Rows from a figure dataset:
--- start ---
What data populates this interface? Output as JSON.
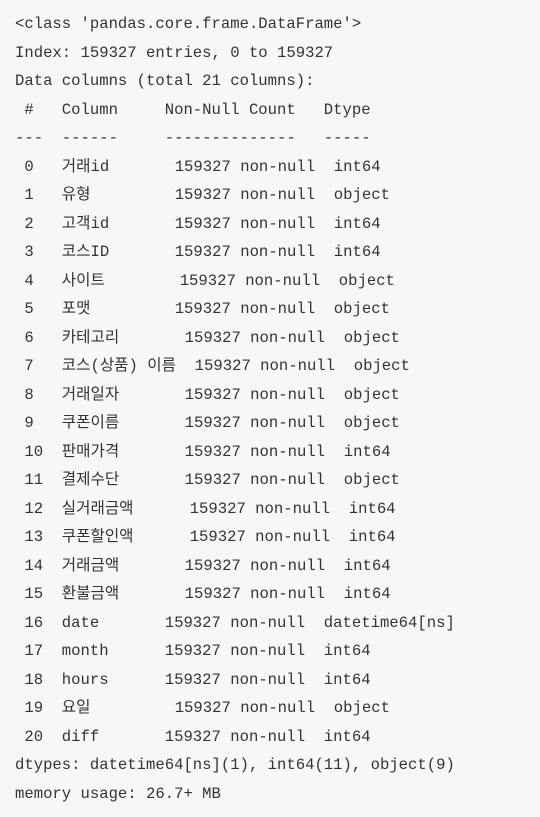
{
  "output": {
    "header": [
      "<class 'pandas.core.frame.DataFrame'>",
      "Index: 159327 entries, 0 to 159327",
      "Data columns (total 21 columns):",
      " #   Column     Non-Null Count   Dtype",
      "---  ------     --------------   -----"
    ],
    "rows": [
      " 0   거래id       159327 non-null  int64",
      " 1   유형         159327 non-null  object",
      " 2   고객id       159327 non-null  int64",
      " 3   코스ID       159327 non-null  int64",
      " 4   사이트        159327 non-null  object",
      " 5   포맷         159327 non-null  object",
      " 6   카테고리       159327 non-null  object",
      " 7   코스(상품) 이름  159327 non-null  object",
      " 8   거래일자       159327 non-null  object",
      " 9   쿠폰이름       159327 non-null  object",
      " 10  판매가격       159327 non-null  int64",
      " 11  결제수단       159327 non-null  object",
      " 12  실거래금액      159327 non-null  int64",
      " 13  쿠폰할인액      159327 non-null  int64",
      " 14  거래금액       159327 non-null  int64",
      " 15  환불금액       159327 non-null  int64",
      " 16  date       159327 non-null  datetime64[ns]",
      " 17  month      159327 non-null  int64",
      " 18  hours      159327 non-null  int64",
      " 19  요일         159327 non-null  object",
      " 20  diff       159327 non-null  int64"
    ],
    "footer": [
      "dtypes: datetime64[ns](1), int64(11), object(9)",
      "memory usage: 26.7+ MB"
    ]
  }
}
--- end ---
DIRECTION: Identify the lines of the data that contain the word "object". Copy each of them.

THE REPLY:
      " 1   유형         159327 non-null  object",
      " 4   사이트        159327 non-null  object",
      " 5   포맷         159327 non-null  object",
      " 6   카테고리       159327 non-null  object",
      " 7   코스(상품) 이름  159327 non-null  object",
      " 8   거래일자       159327 non-null  object",
      " 9   쿠폰이름       159327 non-null  object",
      " 11  결제수단       159327 non-null  object",
      " 19  요일         159327 non-null  object",
      "dtypes: datetime64[ns](1), int64(11), object(9)",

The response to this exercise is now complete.